• **RECORDS FOR THE TASK**
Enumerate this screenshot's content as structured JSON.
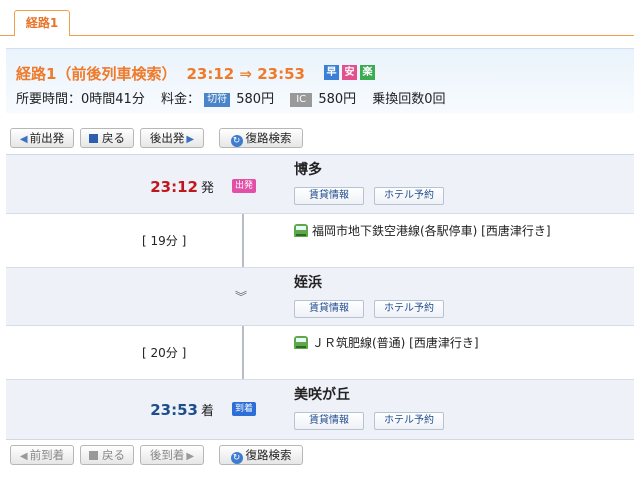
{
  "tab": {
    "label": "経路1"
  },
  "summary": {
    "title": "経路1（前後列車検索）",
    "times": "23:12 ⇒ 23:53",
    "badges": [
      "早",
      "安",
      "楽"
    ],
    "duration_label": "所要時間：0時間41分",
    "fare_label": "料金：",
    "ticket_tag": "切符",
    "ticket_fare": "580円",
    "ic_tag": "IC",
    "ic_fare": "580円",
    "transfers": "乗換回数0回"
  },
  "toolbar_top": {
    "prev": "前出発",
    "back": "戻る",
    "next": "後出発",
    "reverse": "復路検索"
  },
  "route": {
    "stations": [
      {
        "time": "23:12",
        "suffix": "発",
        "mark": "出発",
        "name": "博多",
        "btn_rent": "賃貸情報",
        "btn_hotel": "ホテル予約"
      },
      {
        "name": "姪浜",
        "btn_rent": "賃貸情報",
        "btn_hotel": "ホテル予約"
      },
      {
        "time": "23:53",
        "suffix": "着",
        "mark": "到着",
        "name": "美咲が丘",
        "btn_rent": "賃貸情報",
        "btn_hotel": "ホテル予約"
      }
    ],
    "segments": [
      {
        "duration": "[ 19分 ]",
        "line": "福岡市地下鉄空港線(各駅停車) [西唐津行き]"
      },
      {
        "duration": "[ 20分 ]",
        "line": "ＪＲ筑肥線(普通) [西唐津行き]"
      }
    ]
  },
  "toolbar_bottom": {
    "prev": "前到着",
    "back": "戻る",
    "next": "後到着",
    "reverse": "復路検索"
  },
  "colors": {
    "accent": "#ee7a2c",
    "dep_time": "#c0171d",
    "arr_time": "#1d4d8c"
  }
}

...

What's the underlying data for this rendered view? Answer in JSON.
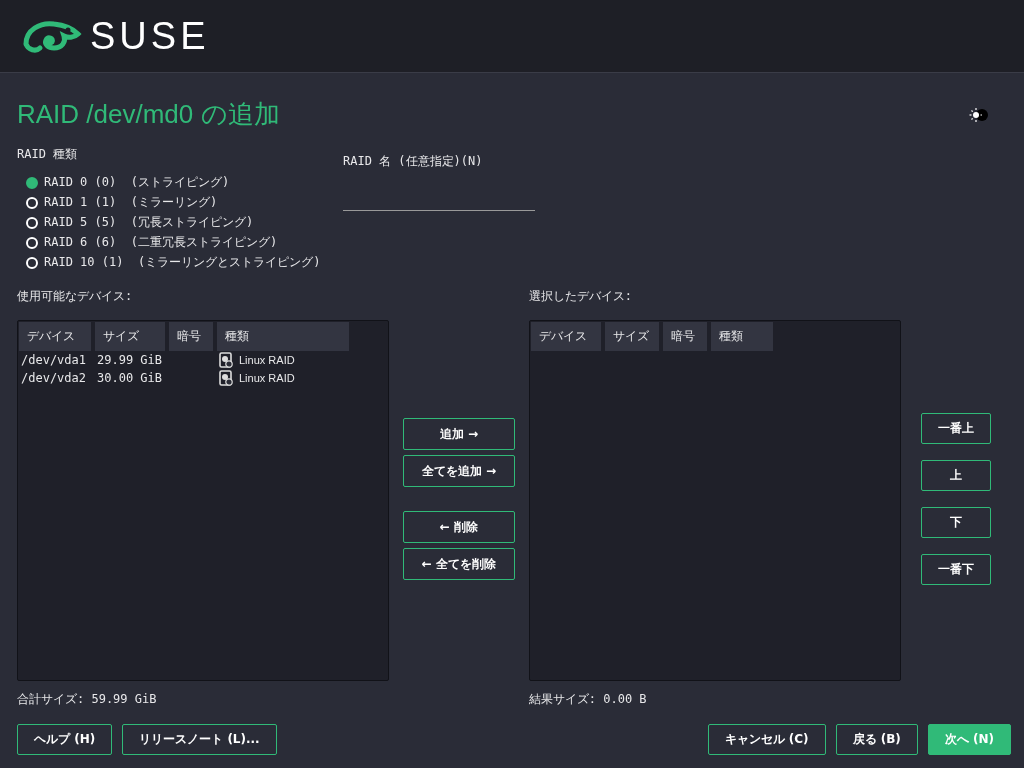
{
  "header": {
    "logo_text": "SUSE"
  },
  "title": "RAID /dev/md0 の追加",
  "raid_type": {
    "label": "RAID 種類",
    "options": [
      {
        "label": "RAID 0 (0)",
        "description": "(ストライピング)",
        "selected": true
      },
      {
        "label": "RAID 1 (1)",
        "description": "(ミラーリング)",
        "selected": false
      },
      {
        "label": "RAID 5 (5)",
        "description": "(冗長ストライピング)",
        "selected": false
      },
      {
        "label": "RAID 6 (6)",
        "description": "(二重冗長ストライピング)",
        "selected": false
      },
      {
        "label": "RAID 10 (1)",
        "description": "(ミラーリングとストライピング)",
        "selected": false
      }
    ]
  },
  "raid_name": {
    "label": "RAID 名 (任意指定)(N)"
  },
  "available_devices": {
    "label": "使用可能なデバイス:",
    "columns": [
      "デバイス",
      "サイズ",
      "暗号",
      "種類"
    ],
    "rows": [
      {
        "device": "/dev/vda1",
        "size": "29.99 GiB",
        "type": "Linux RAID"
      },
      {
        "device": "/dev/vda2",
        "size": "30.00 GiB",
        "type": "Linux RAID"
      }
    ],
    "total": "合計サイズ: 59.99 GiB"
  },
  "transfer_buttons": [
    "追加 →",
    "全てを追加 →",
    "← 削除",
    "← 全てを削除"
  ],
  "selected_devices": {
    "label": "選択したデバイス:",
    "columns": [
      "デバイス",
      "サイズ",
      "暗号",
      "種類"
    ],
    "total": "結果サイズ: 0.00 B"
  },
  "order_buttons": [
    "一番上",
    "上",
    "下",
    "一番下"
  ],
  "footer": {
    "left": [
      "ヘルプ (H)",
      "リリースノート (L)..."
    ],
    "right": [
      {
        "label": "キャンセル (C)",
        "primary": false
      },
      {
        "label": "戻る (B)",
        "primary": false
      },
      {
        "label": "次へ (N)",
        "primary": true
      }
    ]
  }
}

* * *

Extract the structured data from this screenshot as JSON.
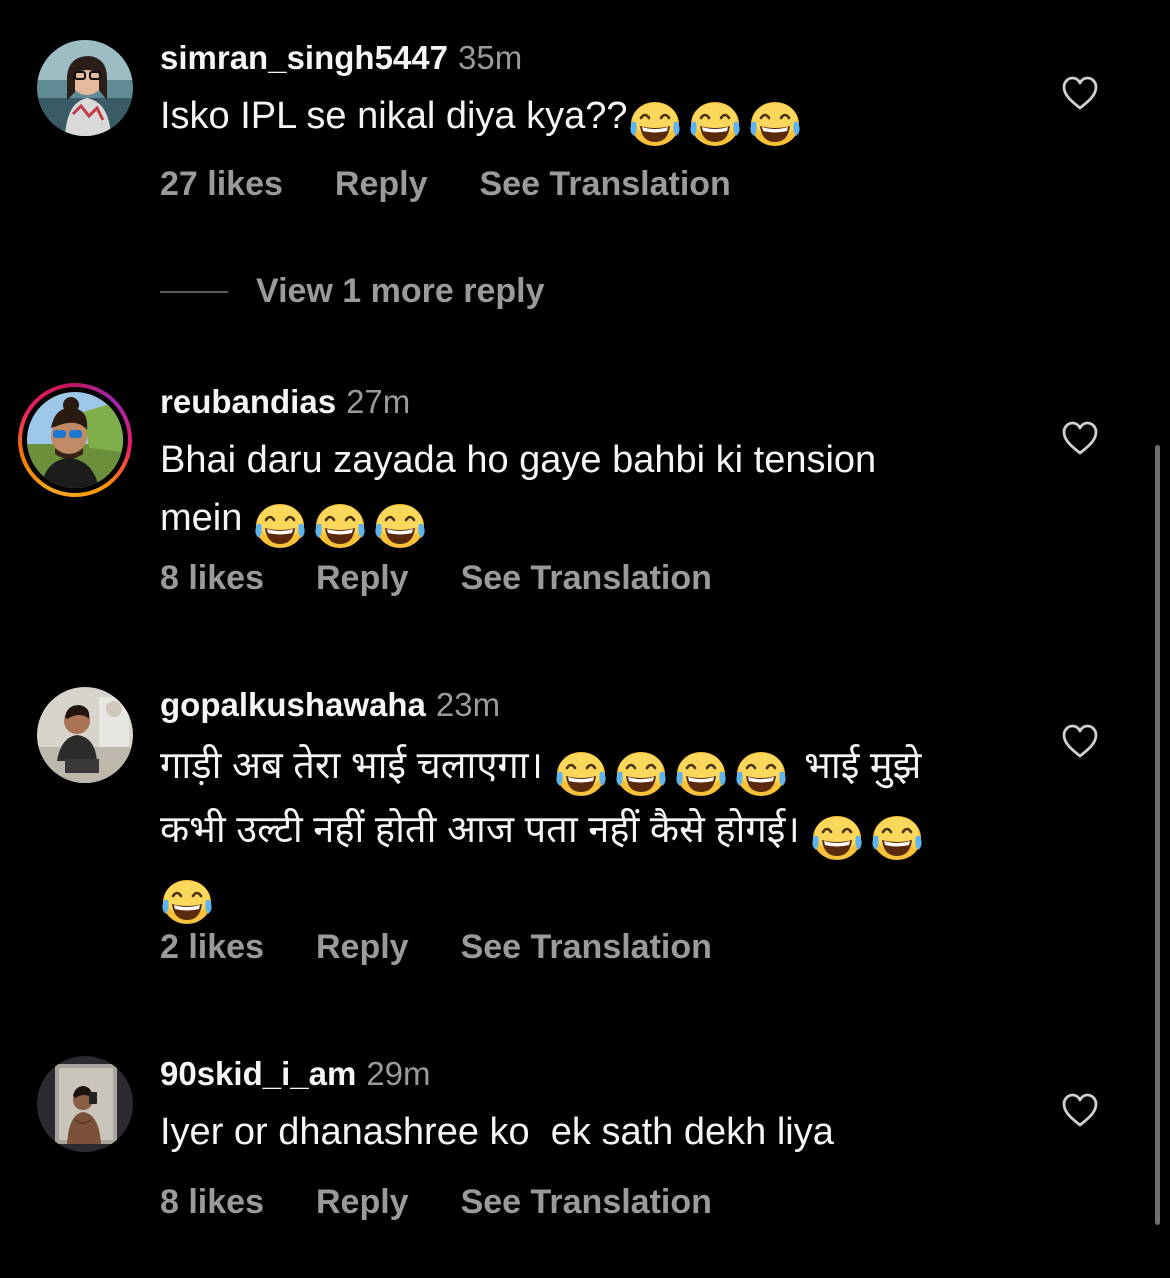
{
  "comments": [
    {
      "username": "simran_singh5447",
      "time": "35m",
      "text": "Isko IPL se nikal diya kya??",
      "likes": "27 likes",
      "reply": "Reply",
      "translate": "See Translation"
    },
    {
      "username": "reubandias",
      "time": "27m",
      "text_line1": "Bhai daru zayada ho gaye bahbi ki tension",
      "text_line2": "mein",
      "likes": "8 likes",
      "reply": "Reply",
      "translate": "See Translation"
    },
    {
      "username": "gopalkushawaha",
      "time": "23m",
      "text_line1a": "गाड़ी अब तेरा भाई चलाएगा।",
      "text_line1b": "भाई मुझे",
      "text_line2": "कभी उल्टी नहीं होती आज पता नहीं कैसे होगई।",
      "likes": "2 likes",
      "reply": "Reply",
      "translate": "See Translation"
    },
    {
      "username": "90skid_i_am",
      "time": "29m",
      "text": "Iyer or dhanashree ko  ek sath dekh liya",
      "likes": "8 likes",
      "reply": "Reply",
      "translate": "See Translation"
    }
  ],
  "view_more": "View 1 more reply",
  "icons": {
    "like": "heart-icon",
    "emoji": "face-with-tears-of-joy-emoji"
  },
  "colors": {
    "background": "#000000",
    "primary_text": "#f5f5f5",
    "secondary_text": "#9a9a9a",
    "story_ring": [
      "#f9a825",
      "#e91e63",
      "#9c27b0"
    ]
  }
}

• **EXERCISE REQUIREMENTS**
In the entries above, find each line with the word "likes" and copy it.

• **TASK OUTPUT**
      "likes": "27 likes",
      "likes": "8 likes",
      "likes": "2 likes",
      "likes": "8 likes",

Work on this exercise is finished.